_WORK TO DO_
Set down the whole listing verbatim.

_EXERCISE INPUT_
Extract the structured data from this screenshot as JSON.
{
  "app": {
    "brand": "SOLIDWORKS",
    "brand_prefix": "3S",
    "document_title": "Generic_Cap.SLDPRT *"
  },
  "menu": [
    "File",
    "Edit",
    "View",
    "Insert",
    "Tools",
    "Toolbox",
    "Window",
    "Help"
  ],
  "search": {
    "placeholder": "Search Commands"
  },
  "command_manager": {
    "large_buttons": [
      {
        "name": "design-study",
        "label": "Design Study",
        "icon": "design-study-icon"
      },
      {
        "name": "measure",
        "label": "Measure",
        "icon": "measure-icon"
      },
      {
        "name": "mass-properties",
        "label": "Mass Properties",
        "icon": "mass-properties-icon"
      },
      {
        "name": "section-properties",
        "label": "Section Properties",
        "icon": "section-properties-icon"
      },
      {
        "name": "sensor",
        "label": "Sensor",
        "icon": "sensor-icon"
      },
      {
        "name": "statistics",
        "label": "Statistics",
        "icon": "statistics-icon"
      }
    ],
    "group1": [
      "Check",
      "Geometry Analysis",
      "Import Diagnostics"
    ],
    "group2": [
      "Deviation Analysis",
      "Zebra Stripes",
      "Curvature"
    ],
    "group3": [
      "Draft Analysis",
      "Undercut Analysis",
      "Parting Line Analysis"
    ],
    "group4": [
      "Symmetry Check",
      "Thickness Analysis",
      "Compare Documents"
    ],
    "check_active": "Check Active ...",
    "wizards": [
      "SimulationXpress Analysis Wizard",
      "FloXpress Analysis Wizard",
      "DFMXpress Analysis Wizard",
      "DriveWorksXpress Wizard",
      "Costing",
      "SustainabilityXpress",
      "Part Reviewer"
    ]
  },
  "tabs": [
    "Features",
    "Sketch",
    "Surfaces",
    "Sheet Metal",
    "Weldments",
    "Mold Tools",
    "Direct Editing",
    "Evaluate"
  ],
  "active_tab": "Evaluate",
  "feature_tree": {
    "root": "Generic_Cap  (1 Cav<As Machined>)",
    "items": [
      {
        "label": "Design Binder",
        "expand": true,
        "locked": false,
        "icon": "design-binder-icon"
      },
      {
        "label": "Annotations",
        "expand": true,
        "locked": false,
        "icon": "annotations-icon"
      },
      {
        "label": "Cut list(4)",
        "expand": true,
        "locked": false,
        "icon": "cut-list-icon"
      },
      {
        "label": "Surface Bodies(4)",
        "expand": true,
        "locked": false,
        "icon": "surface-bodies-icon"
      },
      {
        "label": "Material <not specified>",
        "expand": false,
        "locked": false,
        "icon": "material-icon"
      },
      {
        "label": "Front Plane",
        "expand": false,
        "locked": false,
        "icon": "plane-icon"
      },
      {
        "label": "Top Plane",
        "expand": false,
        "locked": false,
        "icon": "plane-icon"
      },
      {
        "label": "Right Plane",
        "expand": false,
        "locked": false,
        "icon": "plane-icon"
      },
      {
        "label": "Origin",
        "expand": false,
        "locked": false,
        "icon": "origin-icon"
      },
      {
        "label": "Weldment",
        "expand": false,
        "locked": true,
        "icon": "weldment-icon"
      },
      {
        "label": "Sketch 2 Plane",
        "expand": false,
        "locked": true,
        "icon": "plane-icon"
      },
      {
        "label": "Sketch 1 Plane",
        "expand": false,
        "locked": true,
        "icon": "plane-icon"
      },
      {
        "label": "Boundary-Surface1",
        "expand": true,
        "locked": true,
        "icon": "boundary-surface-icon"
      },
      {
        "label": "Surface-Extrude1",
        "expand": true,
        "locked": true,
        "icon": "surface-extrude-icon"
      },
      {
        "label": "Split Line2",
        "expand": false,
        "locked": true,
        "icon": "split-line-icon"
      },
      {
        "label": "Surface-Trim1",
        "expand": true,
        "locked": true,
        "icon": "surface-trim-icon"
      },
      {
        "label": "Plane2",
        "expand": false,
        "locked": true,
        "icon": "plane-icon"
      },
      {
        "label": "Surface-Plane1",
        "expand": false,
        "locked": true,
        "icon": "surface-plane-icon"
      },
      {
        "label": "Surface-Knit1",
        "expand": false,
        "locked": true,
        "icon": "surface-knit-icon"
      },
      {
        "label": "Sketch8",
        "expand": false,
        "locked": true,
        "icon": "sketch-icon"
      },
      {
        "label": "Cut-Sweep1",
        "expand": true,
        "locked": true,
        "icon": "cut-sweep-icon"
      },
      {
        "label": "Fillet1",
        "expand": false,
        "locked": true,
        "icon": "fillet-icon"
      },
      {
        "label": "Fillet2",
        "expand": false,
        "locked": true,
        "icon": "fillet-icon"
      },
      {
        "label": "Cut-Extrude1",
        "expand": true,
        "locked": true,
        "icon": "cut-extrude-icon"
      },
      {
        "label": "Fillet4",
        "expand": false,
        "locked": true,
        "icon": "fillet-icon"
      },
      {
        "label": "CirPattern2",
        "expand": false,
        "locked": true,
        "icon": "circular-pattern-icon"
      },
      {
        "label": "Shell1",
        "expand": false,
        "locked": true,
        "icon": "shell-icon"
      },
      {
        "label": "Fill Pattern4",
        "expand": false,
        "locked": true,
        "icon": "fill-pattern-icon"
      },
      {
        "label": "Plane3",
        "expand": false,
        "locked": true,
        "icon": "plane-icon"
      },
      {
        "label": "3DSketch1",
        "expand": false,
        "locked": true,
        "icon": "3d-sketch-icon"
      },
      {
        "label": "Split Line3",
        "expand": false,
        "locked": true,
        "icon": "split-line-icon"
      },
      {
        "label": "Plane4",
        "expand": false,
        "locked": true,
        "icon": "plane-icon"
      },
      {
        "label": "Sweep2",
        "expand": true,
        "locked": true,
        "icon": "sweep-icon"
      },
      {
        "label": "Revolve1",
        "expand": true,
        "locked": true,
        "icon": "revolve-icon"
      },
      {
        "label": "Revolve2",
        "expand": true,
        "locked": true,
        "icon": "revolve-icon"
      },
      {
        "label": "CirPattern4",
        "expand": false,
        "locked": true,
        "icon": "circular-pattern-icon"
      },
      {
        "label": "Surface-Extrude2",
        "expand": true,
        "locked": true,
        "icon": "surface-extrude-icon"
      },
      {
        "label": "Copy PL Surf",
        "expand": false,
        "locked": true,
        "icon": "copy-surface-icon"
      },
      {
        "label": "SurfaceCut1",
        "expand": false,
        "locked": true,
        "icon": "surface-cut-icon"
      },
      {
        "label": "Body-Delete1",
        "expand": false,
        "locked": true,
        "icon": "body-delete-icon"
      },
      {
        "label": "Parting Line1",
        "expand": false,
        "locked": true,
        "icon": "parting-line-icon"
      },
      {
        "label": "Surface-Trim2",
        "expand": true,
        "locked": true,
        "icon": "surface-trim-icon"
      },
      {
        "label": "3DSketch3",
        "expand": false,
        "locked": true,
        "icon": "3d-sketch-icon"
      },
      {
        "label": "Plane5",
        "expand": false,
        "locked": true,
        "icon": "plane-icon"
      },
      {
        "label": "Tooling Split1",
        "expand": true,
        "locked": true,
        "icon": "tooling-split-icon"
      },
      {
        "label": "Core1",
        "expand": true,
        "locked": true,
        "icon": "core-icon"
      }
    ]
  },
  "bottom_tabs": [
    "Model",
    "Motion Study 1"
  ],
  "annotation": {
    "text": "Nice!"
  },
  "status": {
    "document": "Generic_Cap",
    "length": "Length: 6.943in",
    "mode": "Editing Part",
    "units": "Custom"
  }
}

_REPLY_
Extract the structured data from this screenshot as JSON.
{
  "app": {
    "brand": "SOLIDWORKS",
    "brand_prefix": "3S",
    "document_title": "Generic_Cap.SLDPRT *"
  },
  "menu": [
    "File",
    "Edit",
    "View",
    "Insert",
    "Tools",
    "Toolbox",
    "Window",
    "Help"
  ],
  "search": {
    "placeholder": "Search Commands"
  },
  "command_manager": {
    "large_buttons": [
      {
        "name": "design-study",
        "label": "Design Study",
        "icon": "design-study-icon"
      },
      {
        "name": "measure",
        "label": "Measure",
        "icon": "measure-icon"
      },
      {
        "name": "mass-properties",
        "label": "Mass Properties",
        "icon": "mass-properties-icon"
      },
      {
        "name": "section-properties",
        "label": "Section Properties",
        "icon": "section-properties-icon"
      },
      {
        "name": "sensor",
        "label": "Sensor",
        "icon": "sensor-icon"
      },
      {
        "name": "statistics",
        "label": "Statistics",
        "icon": "statistics-icon"
      }
    ],
    "group1": [
      "Check",
      "Geometry Analysis",
      "Import Diagnostics"
    ],
    "group2": [
      "Deviation Analysis",
      "Zebra Stripes",
      "Curvature"
    ],
    "group3": [
      "Draft Analysis",
      "Undercut Analysis",
      "Parting Line Analysis"
    ],
    "group4": [
      "Symmetry Check",
      "Thickness Analysis",
      "Compare Documents"
    ],
    "check_active": "Check Active ...",
    "wizards": [
      "SimulationXpress Analysis Wizard",
      "FloXpress Analysis Wizard",
      "DFMXpress Analysis Wizard",
      "DriveWorksXpress Wizard",
      "Costing",
      "SustainabilityXpress",
      "Part Reviewer"
    ]
  },
  "tabs": [
    "Features",
    "Sketch",
    "Surfaces",
    "Sheet Metal",
    "Weldments",
    "Mold Tools",
    "Direct Editing",
    "Evaluate"
  ],
  "active_tab": "Evaluate",
  "feature_tree": {
    "root": "Generic_Cap  (1 Cav<As Machined>)",
    "items": [
      {
        "label": "Design Binder",
        "expand": true,
        "locked": false,
        "icon": "design-binder-icon"
      },
      {
        "label": "Annotations",
        "expand": true,
        "locked": false,
        "icon": "annotations-icon"
      },
      {
        "label": "Cut list(4)",
        "expand": true,
        "locked": false,
        "icon": "cut-list-icon"
      },
      {
        "label": "Surface Bodies(4)",
        "expand": true,
        "locked": false,
        "icon": "surface-bodies-icon"
      },
      {
        "label": "Material <not specified>",
        "expand": false,
        "locked": false,
        "icon": "material-icon"
      },
      {
        "label": "Front Plane",
        "expand": false,
        "locked": false,
        "icon": "plane-icon"
      },
      {
        "label": "Top Plane",
        "expand": false,
        "locked": false,
        "icon": "plane-icon"
      },
      {
        "label": "Right Plane",
        "expand": false,
        "locked": false,
        "icon": "plane-icon"
      },
      {
        "label": "Origin",
        "expand": false,
        "locked": false,
        "icon": "origin-icon"
      },
      {
        "label": "Weldment",
        "expand": false,
        "locked": true,
        "icon": "weldment-icon"
      },
      {
        "label": "Sketch 2 Plane",
        "expand": false,
        "locked": true,
        "icon": "plane-icon"
      },
      {
        "label": "Sketch 1 Plane",
        "expand": false,
        "locked": true,
        "icon": "plane-icon"
      },
      {
        "label": "Boundary-Surface1",
        "expand": true,
        "locked": true,
        "icon": "boundary-surface-icon"
      },
      {
        "label": "Surface-Extrude1",
        "expand": true,
        "locked": true,
        "icon": "surface-extrude-icon"
      },
      {
        "label": "Split Line2",
        "expand": false,
        "locked": true,
        "icon": "split-line-icon"
      },
      {
        "label": "Surface-Trim1",
        "expand": true,
        "locked": true,
        "icon": "surface-trim-icon"
      },
      {
        "label": "Plane2",
        "expand": false,
        "locked": true,
        "icon": "plane-icon"
      },
      {
        "label": "Surface-Plane1",
        "expand": false,
        "locked": true,
        "icon": "surface-plane-icon"
      },
      {
        "label": "Surface-Knit1",
        "expand": false,
        "locked": true,
        "icon": "surface-knit-icon"
      },
      {
        "label": "Sketch8",
        "expand": false,
        "locked": true,
        "icon": "sketch-icon"
      },
      {
        "label": "Cut-Sweep1",
        "expand": true,
        "locked": true,
        "icon": "cut-sweep-icon"
      },
      {
        "label": "Fillet1",
        "expand": false,
        "locked": true,
        "icon": "fillet-icon"
      },
      {
        "label": "Fillet2",
        "expand": false,
        "locked": true,
        "icon": "fillet-icon"
      },
      {
        "label": "Cut-Extrude1",
        "expand": true,
        "locked": true,
        "icon": "cut-extrude-icon"
      },
      {
        "label": "Fillet4",
        "expand": false,
        "locked": true,
        "icon": "fillet-icon"
      },
      {
        "label": "CirPattern2",
        "expand": false,
        "locked": true,
        "icon": "circular-pattern-icon"
      },
      {
        "label": "Shell1",
        "expand": false,
        "locked": true,
        "icon": "shell-icon"
      },
      {
        "label": "Fill Pattern4",
        "expand": false,
        "locked": true,
        "icon": "fill-pattern-icon"
      },
      {
        "label": "Plane3",
        "expand": false,
        "locked": true,
        "icon": "plane-icon"
      },
      {
        "label": "3DSketch1",
        "expand": false,
        "locked": true,
        "icon": "3d-sketch-icon"
      },
      {
        "label": "Split Line3",
        "expand": false,
        "locked": true,
        "icon": "split-line-icon"
      },
      {
        "label": "Plane4",
        "expand": false,
        "locked": true,
        "icon": "plane-icon"
      },
      {
        "label": "Sweep2",
        "expand": true,
        "locked": true,
        "icon": "sweep-icon"
      },
      {
        "label": "Revolve1",
        "expand": true,
        "locked": true,
        "icon": "revolve-icon"
      },
      {
        "label": "Revolve2",
        "expand": true,
        "locked": true,
        "icon": "revolve-icon"
      },
      {
        "label": "CirPattern4",
        "expand": false,
        "locked": true,
        "icon": "circular-pattern-icon"
      },
      {
        "label": "Surface-Extrude2",
        "expand": true,
        "locked": true,
        "icon": "surface-extrude-icon"
      },
      {
        "label": "Copy PL Surf",
        "expand": false,
        "locked": true,
        "icon": "copy-surface-icon"
      },
      {
        "label": "SurfaceCut1",
        "expand": false,
        "locked": true,
        "icon": "surface-cut-icon"
      },
      {
        "label": "Body-Delete1",
        "expand": false,
        "locked": true,
        "icon": "body-delete-icon"
      },
      {
        "label": "Parting Line1",
        "expand": false,
        "locked": true,
        "icon": "parting-line-icon"
      },
      {
        "label": "Surface-Trim2",
        "expand": true,
        "locked": true,
        "icon": "surface-trim-icon"
      },
      {
        "label": "3DSketch3",
        "expand": false,
        "locked": true,
        "icon": "3d-sketch-icon"
      },
      {
        "label": "Plane5",
        "expand": false,
        "locked": true,
        "icon": "plane-icon"
      },
      {
        "label": "Tooling Split1",
        "expand": true,
        "locked": true,
        "icon": "tooling-split-icon"
      },
      {
        "label": "Core1",
        "expand": true,
        "locked": true,
        "icon": "core-icon"
      }
    ]
  },
  "bottom_tabs": [
    "Model",
    "Motion Study 1"
  ],
  "annotation": {
    "text": "Nice!"
  },
  "status": {
    "document": "Generic_Cap",
    "length": "Length: 6.943in",
    "mode": "Editing Part",
    "units": "Custom"
  }
}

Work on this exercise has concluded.